● **INPUT ROWS**:
━━━━━━━━
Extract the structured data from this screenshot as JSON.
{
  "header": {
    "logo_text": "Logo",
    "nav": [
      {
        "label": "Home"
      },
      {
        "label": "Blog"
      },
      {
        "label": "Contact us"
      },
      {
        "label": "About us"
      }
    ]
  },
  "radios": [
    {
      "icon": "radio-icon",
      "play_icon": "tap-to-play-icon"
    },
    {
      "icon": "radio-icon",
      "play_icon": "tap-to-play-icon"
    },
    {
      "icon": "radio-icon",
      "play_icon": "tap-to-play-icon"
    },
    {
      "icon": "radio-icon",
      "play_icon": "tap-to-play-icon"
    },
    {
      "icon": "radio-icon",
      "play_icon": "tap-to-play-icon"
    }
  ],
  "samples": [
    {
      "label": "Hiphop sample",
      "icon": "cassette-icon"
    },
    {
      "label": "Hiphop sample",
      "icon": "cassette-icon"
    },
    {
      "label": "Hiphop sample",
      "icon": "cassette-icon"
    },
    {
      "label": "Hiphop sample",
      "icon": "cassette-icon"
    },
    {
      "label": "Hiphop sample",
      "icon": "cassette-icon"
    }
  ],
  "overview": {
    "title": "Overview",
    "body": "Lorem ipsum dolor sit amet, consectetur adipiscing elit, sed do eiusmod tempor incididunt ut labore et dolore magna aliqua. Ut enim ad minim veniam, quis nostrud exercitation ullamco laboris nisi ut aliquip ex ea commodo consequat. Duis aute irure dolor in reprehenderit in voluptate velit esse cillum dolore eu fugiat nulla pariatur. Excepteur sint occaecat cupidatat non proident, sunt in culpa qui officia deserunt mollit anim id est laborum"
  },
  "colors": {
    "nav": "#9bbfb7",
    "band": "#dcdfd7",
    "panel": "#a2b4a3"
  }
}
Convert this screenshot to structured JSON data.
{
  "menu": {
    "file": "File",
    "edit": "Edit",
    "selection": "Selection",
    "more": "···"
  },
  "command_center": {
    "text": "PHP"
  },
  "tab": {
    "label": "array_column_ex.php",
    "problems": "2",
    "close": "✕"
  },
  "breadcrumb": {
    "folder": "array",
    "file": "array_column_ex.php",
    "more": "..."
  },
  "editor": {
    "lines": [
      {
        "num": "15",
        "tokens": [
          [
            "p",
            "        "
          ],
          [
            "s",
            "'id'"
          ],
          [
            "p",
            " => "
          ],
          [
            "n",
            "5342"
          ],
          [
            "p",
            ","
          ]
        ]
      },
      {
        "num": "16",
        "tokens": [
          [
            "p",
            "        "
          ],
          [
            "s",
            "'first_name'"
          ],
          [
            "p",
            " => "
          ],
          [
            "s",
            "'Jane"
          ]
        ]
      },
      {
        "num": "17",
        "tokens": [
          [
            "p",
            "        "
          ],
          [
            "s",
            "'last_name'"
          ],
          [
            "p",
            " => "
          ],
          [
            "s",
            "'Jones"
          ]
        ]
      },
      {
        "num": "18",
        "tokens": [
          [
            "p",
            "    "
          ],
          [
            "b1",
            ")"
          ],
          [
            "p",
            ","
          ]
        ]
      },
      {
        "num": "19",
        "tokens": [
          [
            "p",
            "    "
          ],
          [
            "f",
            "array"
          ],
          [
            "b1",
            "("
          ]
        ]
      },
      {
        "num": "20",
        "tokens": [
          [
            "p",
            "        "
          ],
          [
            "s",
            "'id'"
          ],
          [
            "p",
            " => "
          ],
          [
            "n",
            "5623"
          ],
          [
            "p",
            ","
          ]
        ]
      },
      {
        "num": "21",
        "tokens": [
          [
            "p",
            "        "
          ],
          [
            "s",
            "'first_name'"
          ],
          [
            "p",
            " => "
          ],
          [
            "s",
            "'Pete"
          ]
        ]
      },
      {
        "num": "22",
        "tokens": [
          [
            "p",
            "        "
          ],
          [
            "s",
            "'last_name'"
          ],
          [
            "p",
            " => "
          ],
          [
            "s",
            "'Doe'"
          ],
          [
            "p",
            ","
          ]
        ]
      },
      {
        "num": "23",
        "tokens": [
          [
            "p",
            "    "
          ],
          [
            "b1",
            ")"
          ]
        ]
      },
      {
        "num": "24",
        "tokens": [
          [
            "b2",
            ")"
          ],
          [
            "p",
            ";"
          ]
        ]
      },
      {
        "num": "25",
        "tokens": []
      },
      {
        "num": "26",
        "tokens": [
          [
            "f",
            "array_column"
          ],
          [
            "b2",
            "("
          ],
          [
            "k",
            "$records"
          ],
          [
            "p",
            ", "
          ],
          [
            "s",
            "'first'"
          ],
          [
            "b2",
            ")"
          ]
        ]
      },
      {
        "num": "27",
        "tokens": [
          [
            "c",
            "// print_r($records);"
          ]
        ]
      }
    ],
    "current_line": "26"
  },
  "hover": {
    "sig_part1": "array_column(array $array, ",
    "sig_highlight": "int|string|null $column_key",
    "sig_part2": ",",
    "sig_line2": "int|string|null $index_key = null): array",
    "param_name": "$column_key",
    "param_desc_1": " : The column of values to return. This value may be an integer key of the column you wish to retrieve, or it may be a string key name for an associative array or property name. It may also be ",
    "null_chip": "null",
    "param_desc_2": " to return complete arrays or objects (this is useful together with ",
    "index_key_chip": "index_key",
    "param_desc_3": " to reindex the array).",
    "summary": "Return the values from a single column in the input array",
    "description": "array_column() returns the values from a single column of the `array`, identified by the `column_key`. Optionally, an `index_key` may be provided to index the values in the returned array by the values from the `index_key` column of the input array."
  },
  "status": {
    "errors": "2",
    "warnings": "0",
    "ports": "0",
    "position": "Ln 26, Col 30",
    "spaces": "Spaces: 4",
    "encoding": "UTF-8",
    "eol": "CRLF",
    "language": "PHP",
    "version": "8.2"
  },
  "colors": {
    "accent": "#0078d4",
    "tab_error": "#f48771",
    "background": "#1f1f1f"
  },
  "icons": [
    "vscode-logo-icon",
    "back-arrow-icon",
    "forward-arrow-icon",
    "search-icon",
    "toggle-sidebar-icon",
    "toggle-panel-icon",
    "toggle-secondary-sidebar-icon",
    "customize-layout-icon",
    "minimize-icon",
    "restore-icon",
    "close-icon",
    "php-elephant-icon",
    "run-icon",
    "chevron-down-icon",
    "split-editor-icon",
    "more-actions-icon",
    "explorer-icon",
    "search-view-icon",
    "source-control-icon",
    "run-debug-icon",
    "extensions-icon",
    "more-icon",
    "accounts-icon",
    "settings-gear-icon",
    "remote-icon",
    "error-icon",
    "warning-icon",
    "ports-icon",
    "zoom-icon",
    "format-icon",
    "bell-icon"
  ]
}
━━━━━━━━
Using the listing above, locate the lines that hold "string" and copy each one.

    "sig_highlight": "int|string|null $column_key",
    "sig_line2": "int|string|null $index_key = null): array",
    "param_desc_1": " : The column of values to return. This value may be an integer key of the column you wish to retrieve, or it may be a string key name for an associative array or property name. It may also be ",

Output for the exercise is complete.